__RECORDS FOR PROCESSING__:
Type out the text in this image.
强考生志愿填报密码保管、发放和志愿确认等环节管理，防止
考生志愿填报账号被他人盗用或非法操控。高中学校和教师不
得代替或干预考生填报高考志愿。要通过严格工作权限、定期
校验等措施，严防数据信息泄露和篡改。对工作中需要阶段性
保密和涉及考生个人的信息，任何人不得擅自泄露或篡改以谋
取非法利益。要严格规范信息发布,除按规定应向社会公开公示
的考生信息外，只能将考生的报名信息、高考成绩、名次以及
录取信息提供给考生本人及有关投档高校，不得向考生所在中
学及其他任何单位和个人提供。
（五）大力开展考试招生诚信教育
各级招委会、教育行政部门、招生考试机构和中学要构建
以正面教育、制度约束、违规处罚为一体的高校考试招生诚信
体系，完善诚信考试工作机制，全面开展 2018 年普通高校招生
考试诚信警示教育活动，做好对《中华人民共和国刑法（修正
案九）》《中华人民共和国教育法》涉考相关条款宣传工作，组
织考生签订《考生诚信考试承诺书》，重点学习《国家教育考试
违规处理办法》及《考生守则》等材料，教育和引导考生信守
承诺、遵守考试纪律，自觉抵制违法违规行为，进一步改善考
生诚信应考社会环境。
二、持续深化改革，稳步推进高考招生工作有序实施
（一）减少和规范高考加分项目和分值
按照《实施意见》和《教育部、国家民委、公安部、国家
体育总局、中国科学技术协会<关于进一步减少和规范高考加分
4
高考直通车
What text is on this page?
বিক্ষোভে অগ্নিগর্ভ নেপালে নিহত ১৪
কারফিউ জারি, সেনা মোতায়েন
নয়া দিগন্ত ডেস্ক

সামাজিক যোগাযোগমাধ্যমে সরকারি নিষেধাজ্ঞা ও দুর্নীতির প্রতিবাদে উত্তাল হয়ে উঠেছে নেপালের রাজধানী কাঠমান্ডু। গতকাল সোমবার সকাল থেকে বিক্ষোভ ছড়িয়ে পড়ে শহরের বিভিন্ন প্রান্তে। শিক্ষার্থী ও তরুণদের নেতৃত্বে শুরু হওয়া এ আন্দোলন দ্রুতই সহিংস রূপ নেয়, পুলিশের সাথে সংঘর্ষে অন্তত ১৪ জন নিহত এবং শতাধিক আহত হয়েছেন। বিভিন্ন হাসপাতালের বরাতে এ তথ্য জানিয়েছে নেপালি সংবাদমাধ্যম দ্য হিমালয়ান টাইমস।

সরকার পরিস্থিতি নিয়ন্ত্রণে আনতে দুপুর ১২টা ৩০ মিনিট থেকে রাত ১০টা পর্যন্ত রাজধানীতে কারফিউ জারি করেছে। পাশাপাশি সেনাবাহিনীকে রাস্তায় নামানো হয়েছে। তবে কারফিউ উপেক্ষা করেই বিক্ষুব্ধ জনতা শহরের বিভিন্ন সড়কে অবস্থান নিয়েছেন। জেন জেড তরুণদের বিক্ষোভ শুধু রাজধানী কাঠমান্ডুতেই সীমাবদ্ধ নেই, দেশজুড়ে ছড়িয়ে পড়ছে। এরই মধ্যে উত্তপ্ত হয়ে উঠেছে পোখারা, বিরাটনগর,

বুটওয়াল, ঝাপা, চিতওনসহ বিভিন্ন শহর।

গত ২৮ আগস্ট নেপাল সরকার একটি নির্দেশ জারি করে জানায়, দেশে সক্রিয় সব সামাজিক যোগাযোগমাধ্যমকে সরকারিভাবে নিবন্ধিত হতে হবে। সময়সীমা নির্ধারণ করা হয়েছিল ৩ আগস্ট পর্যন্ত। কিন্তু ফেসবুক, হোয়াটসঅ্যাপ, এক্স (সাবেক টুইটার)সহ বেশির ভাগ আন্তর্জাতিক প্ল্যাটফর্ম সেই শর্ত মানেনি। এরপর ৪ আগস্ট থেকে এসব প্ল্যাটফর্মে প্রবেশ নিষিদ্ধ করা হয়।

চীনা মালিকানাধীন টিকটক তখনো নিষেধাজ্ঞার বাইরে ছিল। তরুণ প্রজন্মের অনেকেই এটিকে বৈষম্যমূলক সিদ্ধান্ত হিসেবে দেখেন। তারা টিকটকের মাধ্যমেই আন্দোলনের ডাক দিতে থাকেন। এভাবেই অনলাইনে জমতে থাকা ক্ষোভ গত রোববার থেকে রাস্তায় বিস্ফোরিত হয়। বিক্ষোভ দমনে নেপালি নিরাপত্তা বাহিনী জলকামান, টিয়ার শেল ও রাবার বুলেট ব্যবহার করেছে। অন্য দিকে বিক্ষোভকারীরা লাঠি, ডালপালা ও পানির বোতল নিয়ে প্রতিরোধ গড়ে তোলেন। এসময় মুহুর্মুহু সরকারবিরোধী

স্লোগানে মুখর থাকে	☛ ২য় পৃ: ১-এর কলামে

__GIVEN EXERCISE__:
Read the entries and show each line that mentions "text".

__CORRECT OUTPUT__:
Type out the text in this image.
What text is on this page?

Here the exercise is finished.